### QUOTED PASSAGE ###

The chart could also be defined this way:

c = alt.Chart(cars).mark_circle().encode(
    x='Miles_per_Gallon:Q',
    y='Horsepower:Q',
    size = alt.value(size_var),
    opacity = alt.value(alt.ExprRef("sample/1000"))
).add_variable(size_var)

@jakevdp
Copy link
Collaborator

jakevdp commented Nov 11, 2021

That's nice! I think it would be cool if we could use the variables directly in the expression, i.e. something like opacity = size_var / 1000 which would basically output that same ExprRef.

We do a similar thing with alt.datum.value / 1000

@mattijn
Copy link
Contributor

mattijn commented Nov 11, 2021

I played a bit in ChristopherDavisUCI@0b34ec6 and now this works:

cars = data.cars.url

year_slider = alt.binding_range(min=0, max=1, step=0.05)
size_var = alt.variable(bind=year_slider, value=0.2, name="sample")

c = alt.Chart(cars).mark_circle(
    size=size_var*1000,
    opacity=size_var + 0.2
).encode(
    x='Miles_per_Gallon:Q',
    y='Horsepower:Q',
).add_variable(size_var)

c

but this won't, opacity=size_var + 0.2 + 0.1:
TypeError: unsupported operand type(s) for +: 'ExprRef' and 'float'

Because the __add__ function includes the ExprRef:

    def __add__(self, other):
        return ExprRef(expr.core.BinaryExpressionReference("+", self.name, other))

It get stuck in the second round of addition, since size_var + 0.2 has become an ExprRef and cannot add the 0.1 . Another solution is needed, but maybe its a step forward for someone else.

@mattijn
Copy link
Contributor

mattijn commented Nov 12, 2021

I can completely imagine this should be done very different, but now this also works:

import altair as alt
year_slider = alt.binding_range(min=0, max=1000, step=5)
size_var = alt.variable(bind=year_slider, value=200, name="sample")
expr = size_var ** 2 + 0.1
expr
ExprRef({
  expr: pow(sample,2) + 0.1
})

Where size_var ** 2 + 0.1 can be used eg. for the opacity channel in above example.

Changed code in this commit ChristopherDavisUCI@530a11a

@ChristopherDavisUCI
Copy link
Contributor Author

Thanks @mattijn! I glanced and didn't immediately follow, but I will look more slowly later.

Is it obvious to you why the charts don't display for me in Jupyter notebook? Do you think it's in the same category as the changes you made related to vegalite_mimebundle from last round?

@jakevdp
Copy link
Collaborator

jakevdp commented Nov 12, 2021

If you're using the jupyterlab/mimebundle renderer, that will not work, because the vega-lite extension does not yet support vl 5 Switch to the default renderer.

Even with the default renderer, you can still run into issues if charts with previous vega-lite versions are displayed in the notebook, because once one version of vega-lite is loaded, new ones will not load even if the version does not match. Try clearing all outputs, saving the notebook, then reloading the page.

If you're using jupyterlab, the same is true of any notebook tab you have opened in the history of the session, because different notebooks' JS & CSS environments are not sandboxed from each other (don't even get me started...). So close all notebooks, clear outputs from ones you plan to open, click reload the browser, and then open the notebooks you want to use.

### DATA BLOCK ###

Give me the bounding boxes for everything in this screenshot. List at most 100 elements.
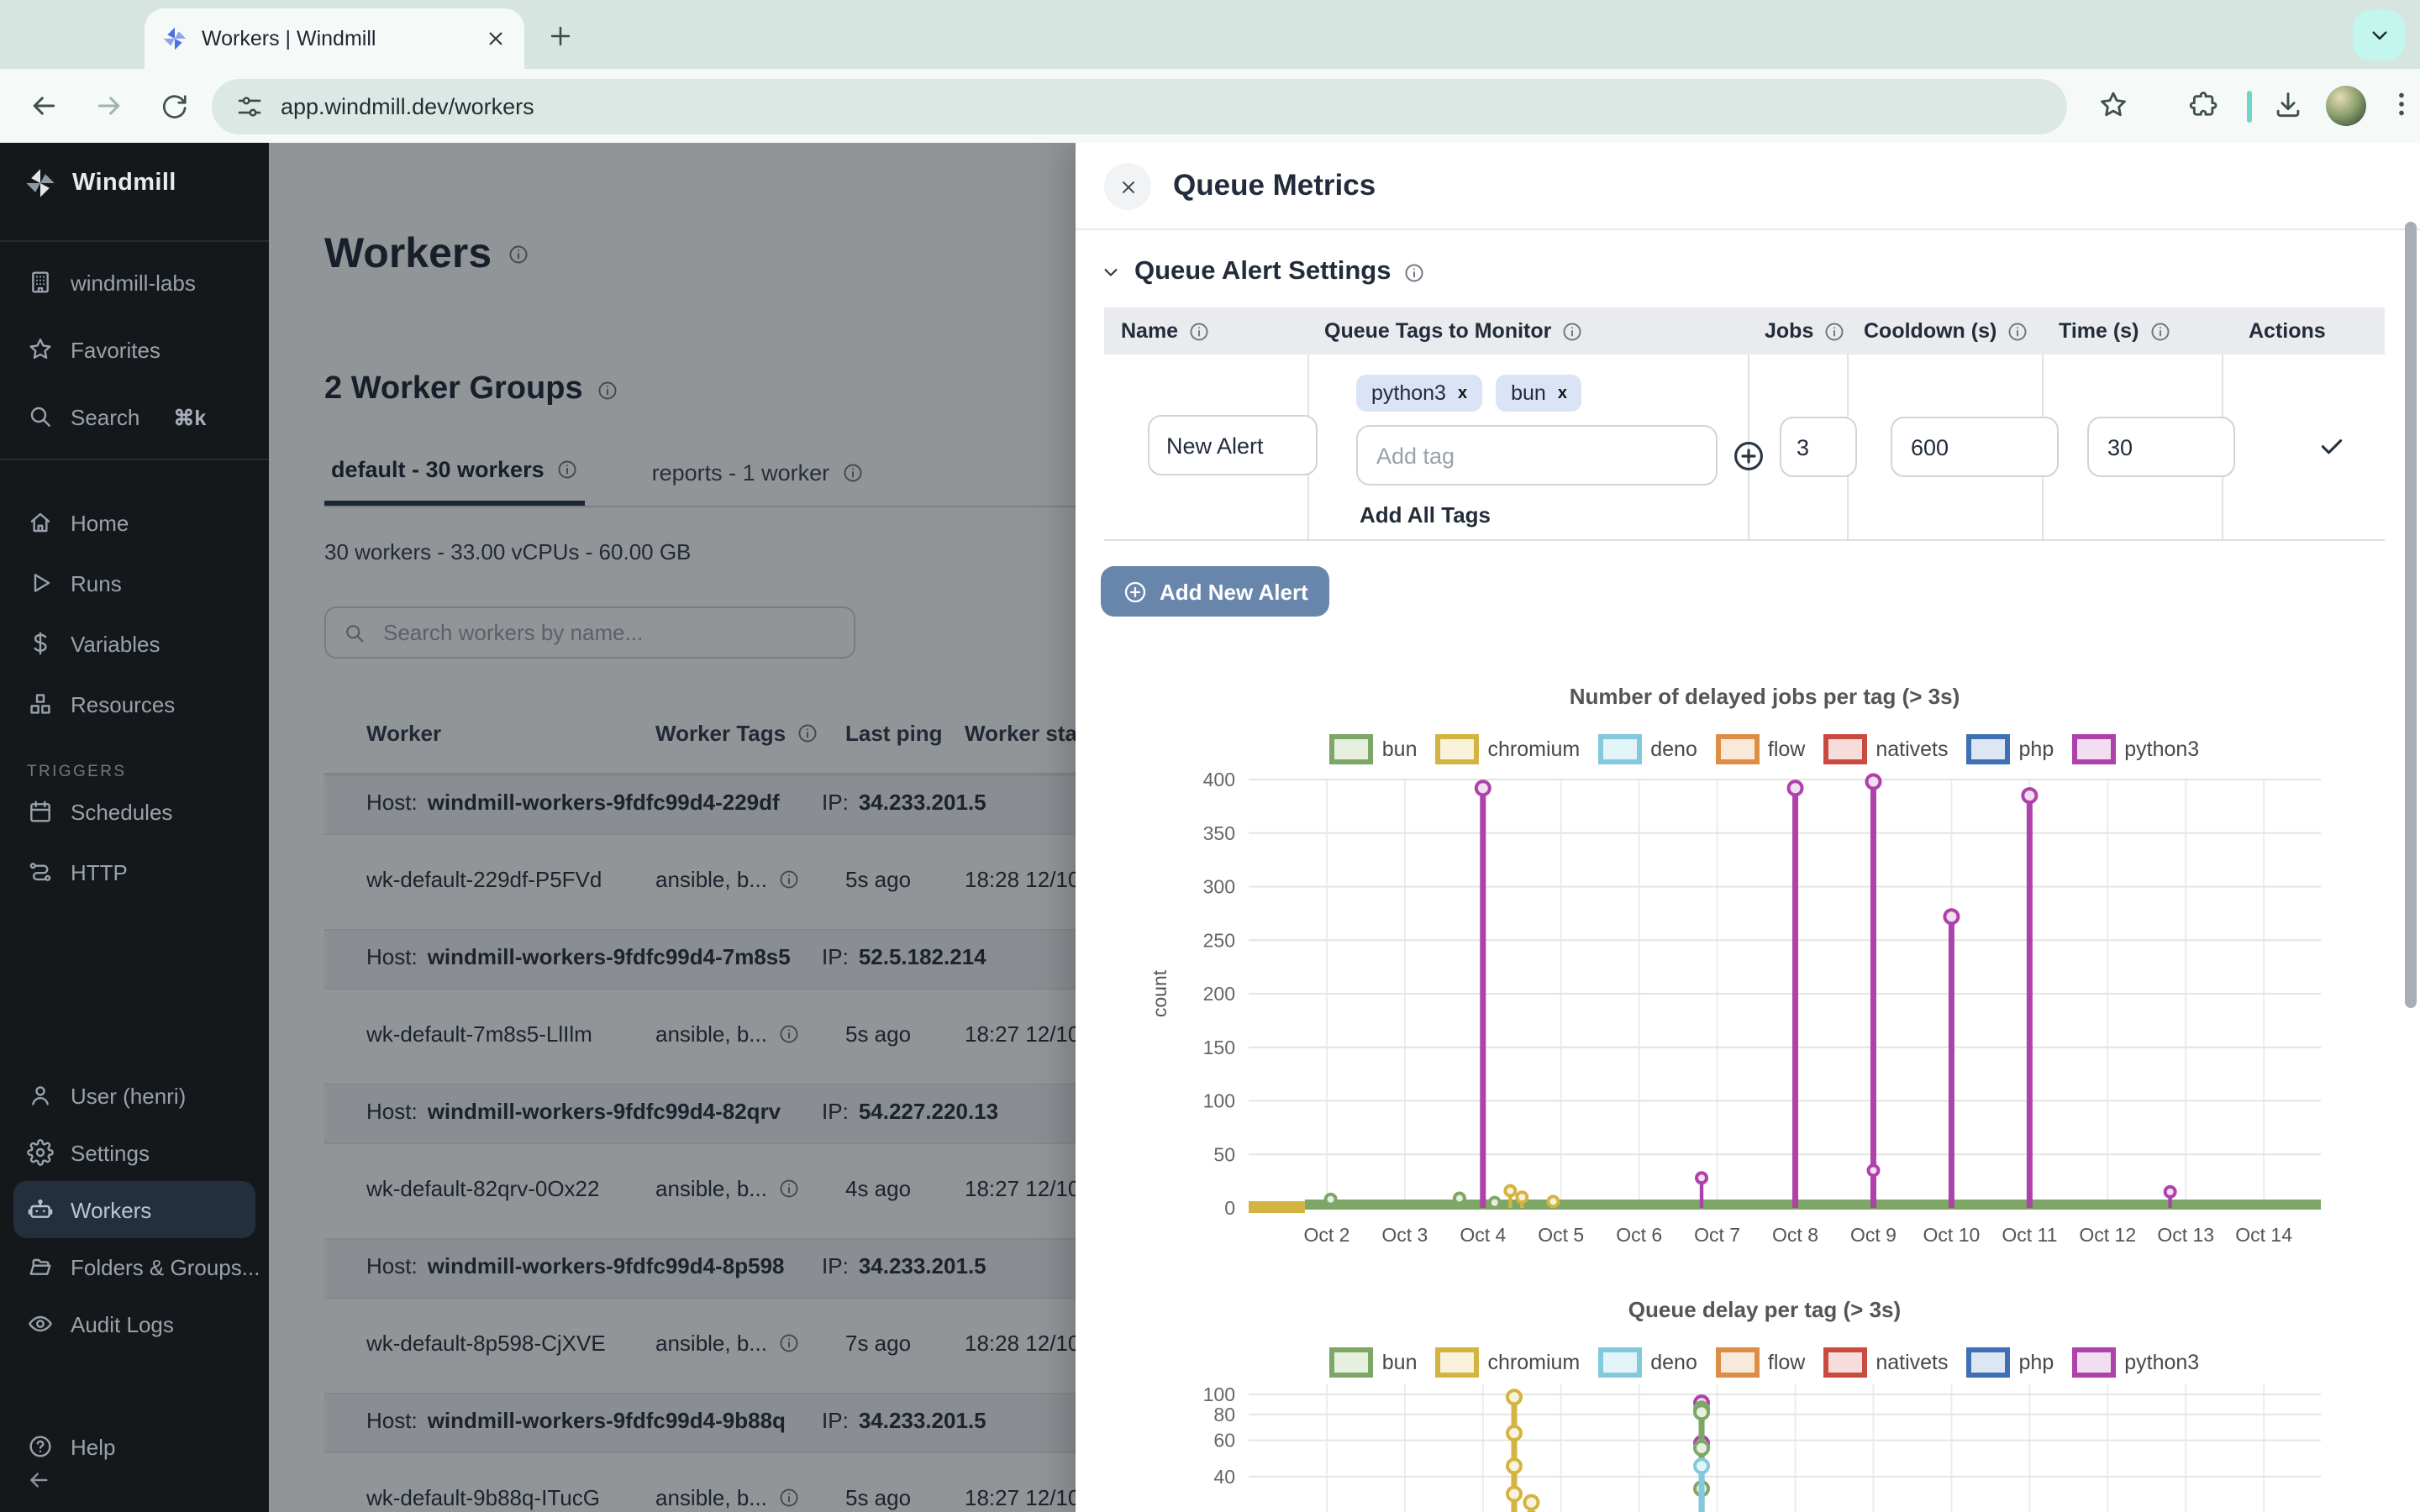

###

### WRITTEN REQUEST 1:
In the Altair thread, what error is raised by opacity=size_var + 0.2 + 0.1?
### WRITTEN REQUEST 2:
In the Altair thread, rewrite the paragraph beginning "Even with the default renderer" as a short bulleted list that keeps its main facts.

### FULL OUTPUT 1:
TypeError: unsupported operand type(s) for +: 'ExprRef' and 'float'

### FULL OUTPUT 2:
- Problems can occur even with the default renderer if charts made with earlier vega-lite versions are displayed in the notebook.
- Once one version of vega-lite is loaded, new versions will not load, even if the version does not match.
- Fix: clear all outputs, save the notebook, then reload the page.